• Aim
Every record below should be transcribed exactly. Omit the images.

• Task material
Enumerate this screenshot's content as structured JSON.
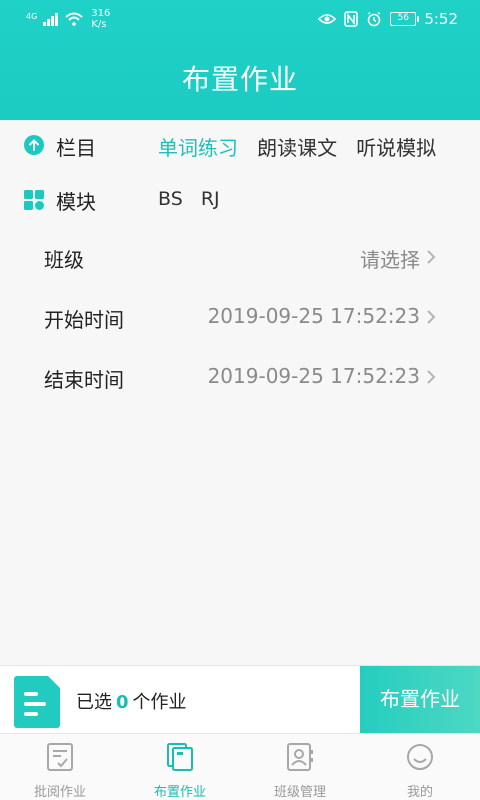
{
  "status_bar": {
    "network_type": "4G",
    "speed_value": "316",
    "speed_unit": "K/s",
    "battery": "56",
    "time": "5:52"
  },
  "header": {
    "title": "布置作业"
  },
  "category": {
    "label": "栏目",
    "tabs": [
      "单词练习",
      "朗读课文",
      "听说模拟"
    ],
    "active_tab_index": 0
  },
  "module": {
    "label": "模块",
    "options": [
      "BS",
      "RJ"
    ]
  },
  "form": {
    "class": {
      "label": "班级",
      "value": "请选择"
    },
    "start_time": {
      "label": "开始时间",
      "value": "2019-09-25 17:52:23"
    },
    "end_time": {
      "label": "结束时间",
      "value": "2019-09-25 17:52:23"
    }
  },
  "action_bar": {
    "selected_prefix": "已选",
    "selected_count": "0",
    "selected_suffix": "个作业",
    "assign_label": "布置作业"
  },
  "bottom_nav": {
    "items": [
      {
        "label": "批阅作业",
        "icon": "review-icon"
      },
      {
        "label": "布置作业",
        "icon": "assign-icon"
      },
      {
        "label": "班级管理",
        "icon": "class-manage-icon"
      },
      {
        "label": "我的",
        "icon": "smile-icon"
      }
    ],
    "active_index": 1
  },
  "colors": {
    "accent": "#1cc9c0",
    "header_bg": "#1fd1c6",
    "inactive_nav": "#9a9a9a"
  }
}
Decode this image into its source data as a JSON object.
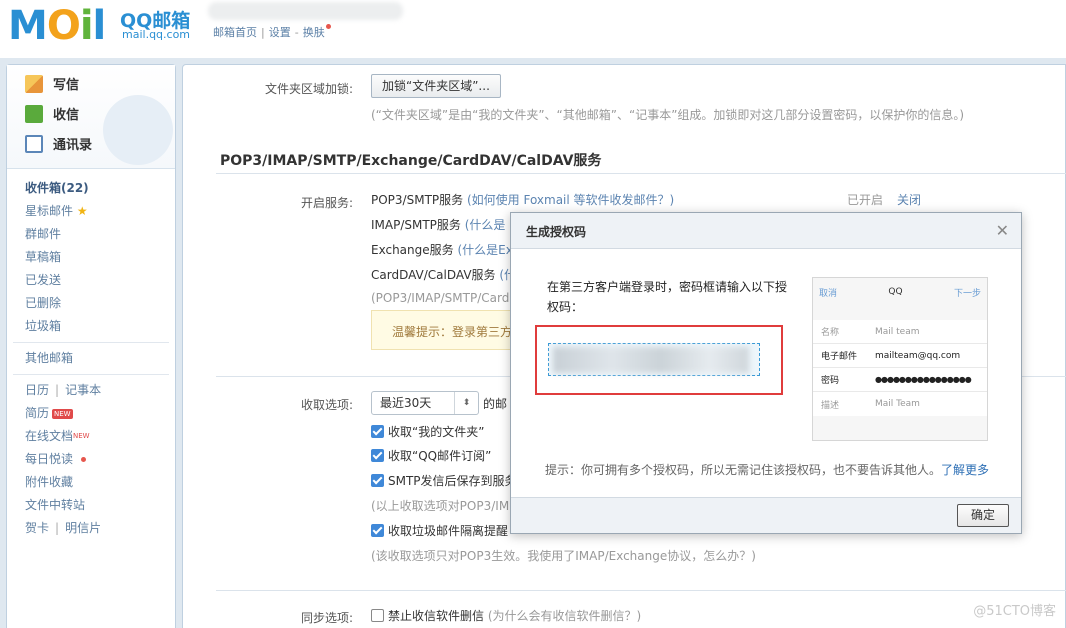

• Worked solution
Enumerate this screenshot's content as structured JSON.
{
  "status_bar": {
    "network_type": "4G",
    "speed_value": "316",
    "speed_unit": "K/s",
    "battery": "56",
    "time": "5:52"
  },
  "header": {
    "title": "布置作业"
  },
  "category": {
    "label": "栏目",
    "tabs": [
      "单词练习",
      "朗读课文",
      "听说模拟"
    ],
    "active_tab_index": 0
  },
  "module": {
    "label": "模块",
    "options": [
      "BS",
      "RJ"
    ]
  },
  "form": {
    "class": {
      "label": "班级",
      "value": "请选择"
    },
    "start_time": {
      "label": "开始时间",
      "value": "2019-09-25 17:52:23"
    },
    "end_time": {
      "label": "结束时间",
      "value": "2019-09-25 17:52:23"
    }
  },
  "action_bar": {
    "selected_prefix": "已选",
    "selected_count": "0",
    "selected_suffix": "个作业",
    "assign_label": "布置作业"
  },
  "bottom_nav": {
    "items": [
      {
        "label": "批阅作业",
        "icon": "review-icon"
      },
      {
        "label": "布置作业",
        "icon": "assign-icon"
      },
      {
        "label": "班级管理",
        "icon": "class-manage-icon"
      },
      {
        "label": "我的",
        "icon": "smile-icon"
      }
    ],
    "active_index": 1
  },
  "colors": {
    "accent": "#1cc9c0",
    "header_bg": "#1fd1c6",
    "inactive_nav": "#9a9a9a"
  }
}
Decode this image into its source data as a JSON object.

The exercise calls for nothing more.